* Exercise instructions *
(a) In the e-book pricing thread, what price did Amazon offer for newly released and bestselling e-books when it launched its Kindle device?
(b) Transcribe the e-book pricing thread's stretch from "In reply to an earlier post on Jan 12, 2013 11:29:24" through "and page 9.".
(c) Go on with the e-book pricing thread, starting after its final sentence.

Enjoy your Kindle and all the great books you can find to read on it.

DL

In reply to an earlier post on Jan 12, 2013 10:56:16 AM PST
flipoid says:
No one ever said you had to be "happy to pay what's called for." It is a choice--if the book is too expensive for you, don't buy it. But if the publishers find that their ebooks sell at current prices, they are not likely to lower the price.

In reply to an earlier post on Jan 12, 2013 11:29:24 AM PST
Beth Sexton says:
Lou, you might find the Department of Justice filing informative.

http://www.scribd.com/doc/88889123/Justice-Department-s-Antitrust-Lawsuit-Against-Apple-Publishers-over-E-books

If you do not want to read all 36 pages you can skip to page 8.

"25. E-book publishers avoid some of the expenses incurred in producing and distributing print books, including most manufacturing expenses, warehousing expenses, distribution expenses, and costs of dealing with unsold stock."

and page 9.

"30. When Amazon launched its Kindle device, it offered newly released and bestselling e-books to consumers for $9.99. At that time, Publisher Defendants routinely wholesaled those e-books for about that same price, which typically was less than the wholesale price of the hardcover versions of the same titles, reflecting publisher cost savings associated with the electronic format."

***

A brief background.

In response to concerns of traditional booksellers that e-books were eroding the sales of hardback books the publishers used two tactics.

1. In 2009 the publishers tried delaying the release of the e-book version of bestsellers.

For example, Stephen King's Under the Dome was release as a hardback Nov. 9, 2009 but the e-book was not released until Dec. 24, 2009.

(Extracted entries)
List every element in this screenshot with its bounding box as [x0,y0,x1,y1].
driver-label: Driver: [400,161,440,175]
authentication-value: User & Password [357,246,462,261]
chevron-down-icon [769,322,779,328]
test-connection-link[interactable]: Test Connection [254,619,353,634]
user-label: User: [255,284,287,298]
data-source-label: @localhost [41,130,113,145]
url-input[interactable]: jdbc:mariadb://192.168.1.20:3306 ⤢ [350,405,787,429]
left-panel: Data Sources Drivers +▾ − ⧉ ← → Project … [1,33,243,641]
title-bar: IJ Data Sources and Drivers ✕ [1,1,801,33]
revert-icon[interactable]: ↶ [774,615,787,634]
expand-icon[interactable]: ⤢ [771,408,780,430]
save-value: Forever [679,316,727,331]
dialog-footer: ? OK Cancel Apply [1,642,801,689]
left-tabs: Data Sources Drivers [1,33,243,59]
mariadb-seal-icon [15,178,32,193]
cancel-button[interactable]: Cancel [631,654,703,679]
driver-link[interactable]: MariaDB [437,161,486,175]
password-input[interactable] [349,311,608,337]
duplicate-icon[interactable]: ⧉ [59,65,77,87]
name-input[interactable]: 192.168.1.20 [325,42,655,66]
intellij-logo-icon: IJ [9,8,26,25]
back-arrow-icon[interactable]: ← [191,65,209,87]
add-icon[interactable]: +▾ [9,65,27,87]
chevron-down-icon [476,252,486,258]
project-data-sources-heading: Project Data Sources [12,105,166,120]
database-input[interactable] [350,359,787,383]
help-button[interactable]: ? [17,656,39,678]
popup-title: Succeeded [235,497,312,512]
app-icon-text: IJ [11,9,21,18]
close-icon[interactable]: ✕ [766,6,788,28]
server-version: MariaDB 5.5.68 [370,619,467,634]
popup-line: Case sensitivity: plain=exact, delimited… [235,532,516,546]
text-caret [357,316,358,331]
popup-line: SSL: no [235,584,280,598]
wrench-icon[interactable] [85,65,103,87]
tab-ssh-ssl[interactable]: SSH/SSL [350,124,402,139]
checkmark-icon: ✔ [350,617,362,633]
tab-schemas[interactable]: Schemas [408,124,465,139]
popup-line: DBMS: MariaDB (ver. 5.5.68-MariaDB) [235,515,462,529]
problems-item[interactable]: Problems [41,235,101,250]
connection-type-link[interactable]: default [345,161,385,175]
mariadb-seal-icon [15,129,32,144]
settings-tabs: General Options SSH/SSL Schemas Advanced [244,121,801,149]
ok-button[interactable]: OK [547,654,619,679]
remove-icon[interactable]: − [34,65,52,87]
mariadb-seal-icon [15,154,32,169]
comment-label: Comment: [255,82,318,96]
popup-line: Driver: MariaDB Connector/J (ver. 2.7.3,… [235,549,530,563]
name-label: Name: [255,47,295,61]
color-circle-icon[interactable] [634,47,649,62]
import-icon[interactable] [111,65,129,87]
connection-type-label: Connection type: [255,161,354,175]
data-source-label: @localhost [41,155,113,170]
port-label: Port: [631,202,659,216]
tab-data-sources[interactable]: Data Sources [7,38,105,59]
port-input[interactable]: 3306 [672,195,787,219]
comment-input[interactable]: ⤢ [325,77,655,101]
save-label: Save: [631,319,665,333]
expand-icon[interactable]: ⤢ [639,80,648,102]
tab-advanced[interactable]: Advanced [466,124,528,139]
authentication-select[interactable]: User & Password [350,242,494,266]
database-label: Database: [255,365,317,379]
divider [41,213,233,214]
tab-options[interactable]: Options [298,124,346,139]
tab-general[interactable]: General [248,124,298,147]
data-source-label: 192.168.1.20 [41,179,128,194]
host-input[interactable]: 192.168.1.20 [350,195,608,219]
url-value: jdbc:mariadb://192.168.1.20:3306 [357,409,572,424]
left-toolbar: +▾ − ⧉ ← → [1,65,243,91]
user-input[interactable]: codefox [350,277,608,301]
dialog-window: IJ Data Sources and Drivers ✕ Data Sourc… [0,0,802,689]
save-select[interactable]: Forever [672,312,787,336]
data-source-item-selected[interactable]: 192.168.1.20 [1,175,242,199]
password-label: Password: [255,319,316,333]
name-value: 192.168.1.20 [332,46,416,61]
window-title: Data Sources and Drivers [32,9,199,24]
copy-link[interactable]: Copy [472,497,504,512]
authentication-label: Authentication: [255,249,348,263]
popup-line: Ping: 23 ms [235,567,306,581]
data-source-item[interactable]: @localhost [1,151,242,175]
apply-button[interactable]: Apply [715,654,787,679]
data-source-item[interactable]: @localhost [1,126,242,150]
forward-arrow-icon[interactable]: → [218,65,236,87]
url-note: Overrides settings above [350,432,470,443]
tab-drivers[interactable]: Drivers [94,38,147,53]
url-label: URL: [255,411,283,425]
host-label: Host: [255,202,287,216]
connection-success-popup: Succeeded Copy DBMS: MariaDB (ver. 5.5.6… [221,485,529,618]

* Outputs in order *
(a) $9.99

(b)
In reply to an earlier post on Jan 12, 2013 11:29:24 AM PST
Beth Sexton says:
Lou, you might find the Department of Justice filing informative.

http://www.scribd.com/doc/88889123/Justice-Department-s-Antitrust-Lawsuit-Against-Apple-Publishers-over-E-books

If you do not want to read all 36 pages you can skip to page 8.

"25. E-book publishers avoid some of the expenses incurred in producing and distributing print books, including most manufacturing expenses, warehousing expenses, distribution expenses, and costs of dealing with unsold stock."

and page 9.

(c)
2. April 2010 (coinciding with the release of the first iPad) 5 of the 6 largest publishers adopted the Agency Agreement under which they would set the retail price and pay Amazon 30% of the sale price for acting as agent.

March 2011 (coinciding with the release of the iPad2) the 6th publisher joined the Agency Agreement.

April 2011 the Department of Justice filed against the first 5 publishers and Apple.

Most of the publishers have agreed to settle. The final hearing is scheduled for February 8, 2013.

Posted on Jan 12, 2013 11:30:14 AM PST
John D. says:
Lou, I also refuse to pay more than paperback prices for ebooks.

In reply to an earlier post on Jan 12, 2013 12:07:04 PM PST
Jazzy_Jeff says:
As others have said you can't compare prices on paper books that are not out yet. What usually happens is the price of the Kindle book will go down once the paperback is released. If you want to read a book that is newly released expect to pay more for it. Most books go down in price over time. I usually always wait until the prices lower. I have too many other books to read to buy new releases.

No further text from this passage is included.